START LISTED RECORDS
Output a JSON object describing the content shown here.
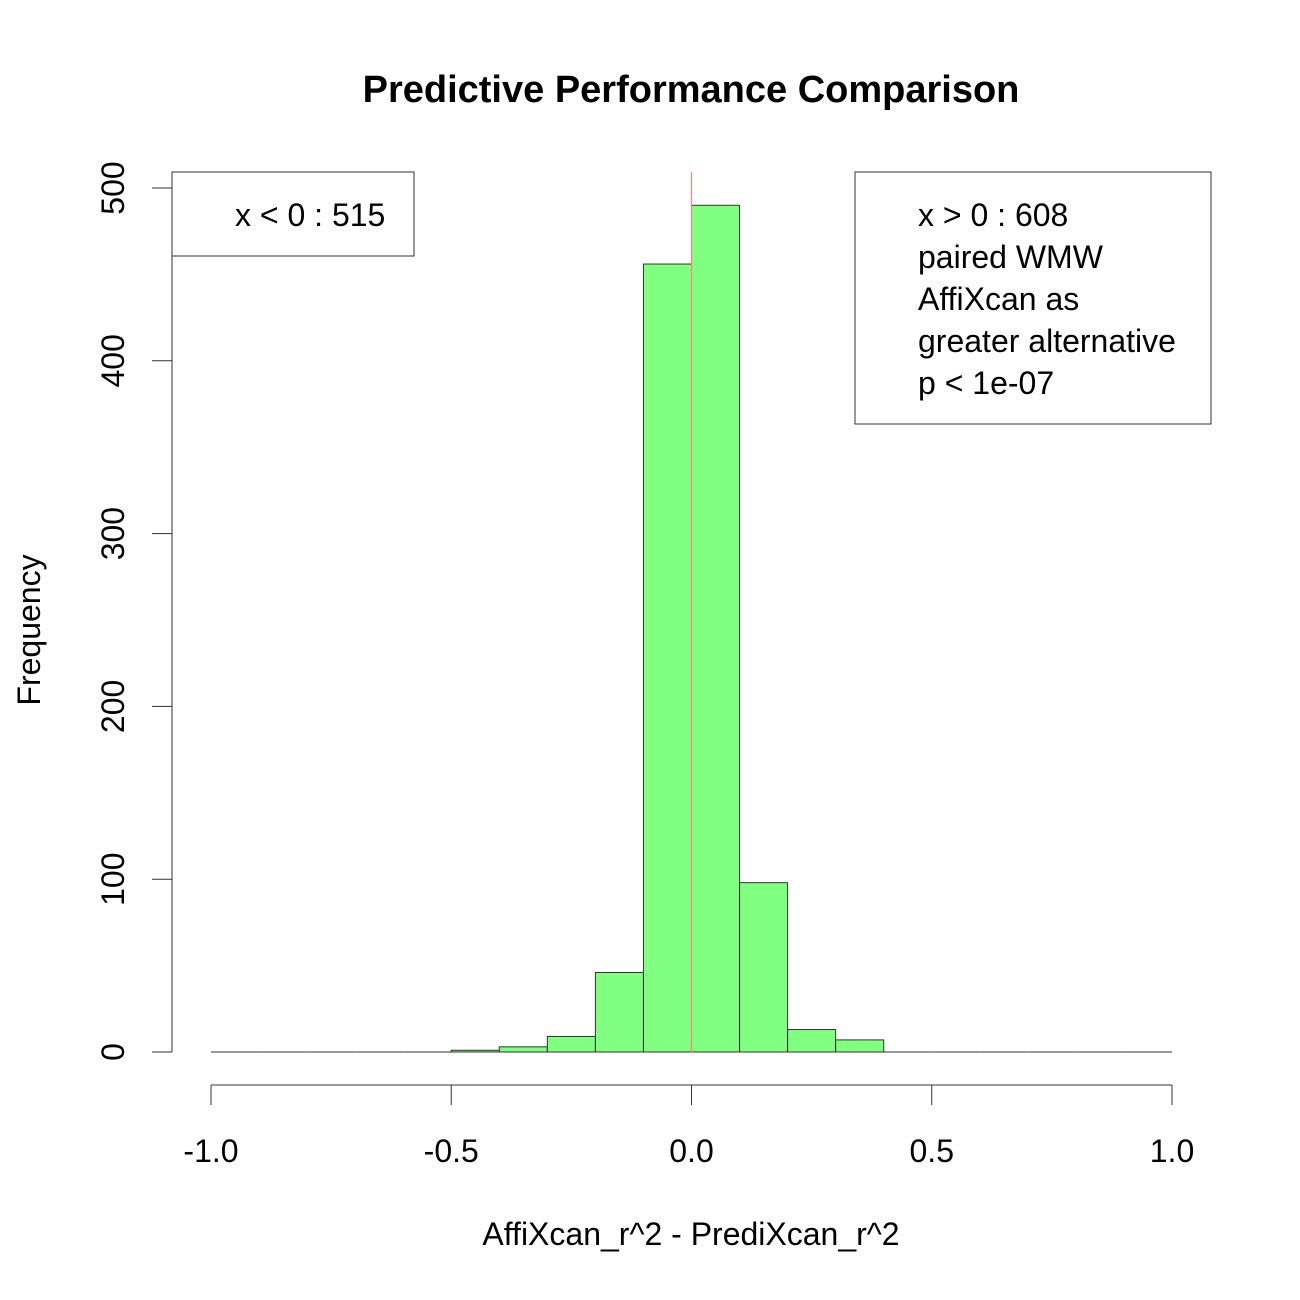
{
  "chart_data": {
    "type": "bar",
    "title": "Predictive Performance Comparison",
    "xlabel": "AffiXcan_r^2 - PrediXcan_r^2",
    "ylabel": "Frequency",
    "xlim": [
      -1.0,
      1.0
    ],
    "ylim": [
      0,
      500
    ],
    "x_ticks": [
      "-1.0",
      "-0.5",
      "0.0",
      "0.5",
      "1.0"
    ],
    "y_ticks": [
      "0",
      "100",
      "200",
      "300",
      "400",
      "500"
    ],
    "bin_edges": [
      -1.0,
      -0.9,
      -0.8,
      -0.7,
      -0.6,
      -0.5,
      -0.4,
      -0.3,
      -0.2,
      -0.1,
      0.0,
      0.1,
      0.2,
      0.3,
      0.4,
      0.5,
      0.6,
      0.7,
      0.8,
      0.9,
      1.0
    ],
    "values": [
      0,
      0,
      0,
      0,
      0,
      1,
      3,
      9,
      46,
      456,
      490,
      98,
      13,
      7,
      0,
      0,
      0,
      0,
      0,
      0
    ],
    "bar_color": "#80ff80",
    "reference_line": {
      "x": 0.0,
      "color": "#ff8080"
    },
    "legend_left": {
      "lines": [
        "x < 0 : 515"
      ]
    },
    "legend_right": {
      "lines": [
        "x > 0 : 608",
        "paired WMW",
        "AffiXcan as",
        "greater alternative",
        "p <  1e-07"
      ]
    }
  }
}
END LISTED RECORDS
- **EXERCISE TASK**: Copy each line of the records precisely and drop any images they hold.

- **IN RESPONSE**:
Output a JSON object describing the content shown here.
{
  "chart_data": {
    "type": "bar",
    "title": "Predictive Performance Comparison",
    "xlabel": "AffiXcan_r^2 - PrediXcan_r^2",
    "ylabel": "Frequency",
    "xlim": [
      -1.0,
      1.0
    ],
    "ylim": [
      0,
      500
    ],
    "x_ticks": [
      "-1.0",
      "-0.5",
      "0.0",
      "0.5",
      "1.0"
    ],
    "y_ticks": [
      "0",
      "100",
      "200",
      "300",
      "400",
      "500"
    ],
    "bin_edges": [
      -1.0,
      -0.9,
      -0.8,
      -0.7,
      -0.6,
      -0.5,
      -0.4,
      -0.3,
      -0.2,
      -0.1,
      0.0,
      0.1,
      0.2,
      0.3,
      0.4,
      0.5,
      0.6,
      0.7,
      0.8,
      0.9,
      1.0
    ],
    "values": [
      0,
      0,
      0,
      0,
      0,
      1,
      3,
      9,
      46,
      456,
      490,
      98,
      13,
      7,
      0,
      0,
      0,
      0,
      0,
      0
    ],
    "bar_color": "#80ff80",
    "reference_line": {
      "x": 0.0,
      "color": "#ff8080"
    },
    "legend_left": {
      "lines": [
        "x < 0 : 515"
      ]
    },
    "legend_right": {
      "lines": [
        "x > 0 : 608",
        "paired WMW",
        "AffiXcan as",
        "greater alternative",
        "p <  1e-07"
      ]
    }
  }
}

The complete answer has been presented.